RECORD SET
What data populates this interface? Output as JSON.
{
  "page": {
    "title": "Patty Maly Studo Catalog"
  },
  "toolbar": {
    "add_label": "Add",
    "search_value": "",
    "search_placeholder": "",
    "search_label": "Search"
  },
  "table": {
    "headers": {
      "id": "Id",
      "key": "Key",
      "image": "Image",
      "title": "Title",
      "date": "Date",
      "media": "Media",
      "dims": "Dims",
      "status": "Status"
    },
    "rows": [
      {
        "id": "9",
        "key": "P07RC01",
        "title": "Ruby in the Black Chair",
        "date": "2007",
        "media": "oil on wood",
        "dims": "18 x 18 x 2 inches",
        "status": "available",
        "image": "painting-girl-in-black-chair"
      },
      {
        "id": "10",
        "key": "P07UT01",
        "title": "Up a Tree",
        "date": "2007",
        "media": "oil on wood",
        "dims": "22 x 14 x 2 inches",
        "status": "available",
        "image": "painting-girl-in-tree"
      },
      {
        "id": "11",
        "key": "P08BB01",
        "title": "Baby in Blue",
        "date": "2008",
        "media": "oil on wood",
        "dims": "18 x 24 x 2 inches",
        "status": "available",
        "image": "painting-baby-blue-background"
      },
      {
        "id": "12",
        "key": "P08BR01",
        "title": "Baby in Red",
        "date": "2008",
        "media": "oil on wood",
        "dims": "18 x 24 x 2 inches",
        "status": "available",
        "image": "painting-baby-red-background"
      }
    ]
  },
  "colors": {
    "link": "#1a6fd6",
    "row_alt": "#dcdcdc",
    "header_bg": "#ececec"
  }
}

WHAT YOU ARE ASKED TO DO
Take the entries above and copy them out exactly.

SOLUTION TO THIS PROBLEM
What data populates this interface? Output as JSON.
{
  "page": {
    "title": "Patty Maly Studo Catalog"
  },
  "toolbar": {
    "add_label": "Add",
    "search_value": "",
    "search_placeholder": "",
    "search_label": "Search"
  },
  "table": {
    "headers": {
      "id": "Id",
      "key": "Key",
      "image": "Image",
      "title": "Title",
      "date": "Date",
      "media": "Media",
      "dims": "Dims",
      "status": "Status"
    },
    "rows": [
      {
        "id": "9",
        "key": "P07RC01",
        "title": "Ruby in the Black Chair",
        "date": "2007",
        "media": "oil on wood",
        "dims": "18 x 18 x 2 inches",
        "status": "available",
        "image": "painting-girl-in-black-chair"
      },
      {
        "id": "10",
        "key": "P07UT01",
        "title": "Up a Tree",
        "date": "2007",
        "media": "oil on wood",
        "dims": "22 x 14 x 2 inches",
        "status": "available",
        "image": "painting-girl-in-tree"
      },
      {
        "id": "11",
        "key": "P08BB01",
        "title": "Baby in Blue",
        "date": "2008",
        "media": "oil on wood",
        "dims": "18 x 24 x 2 inches",
        "status": "available",
        "image": "painting-baby-blue-background"
      },
      {
        "id": "12",
        "key": "P08BR01",
        "title": "Baby in Red",
        "date": "2008",
        "media": "oil on wood",
        "dims": "18 x 24 x 2 inches",
        "status": "available",
        "image": "painting-baby-red-background"
      }
    ]
  },
  "colors": {
    "link": "#1a6fd6",
    "row_alt": "#dcdcdc",
    "header_bg": "#ececec"
  }
}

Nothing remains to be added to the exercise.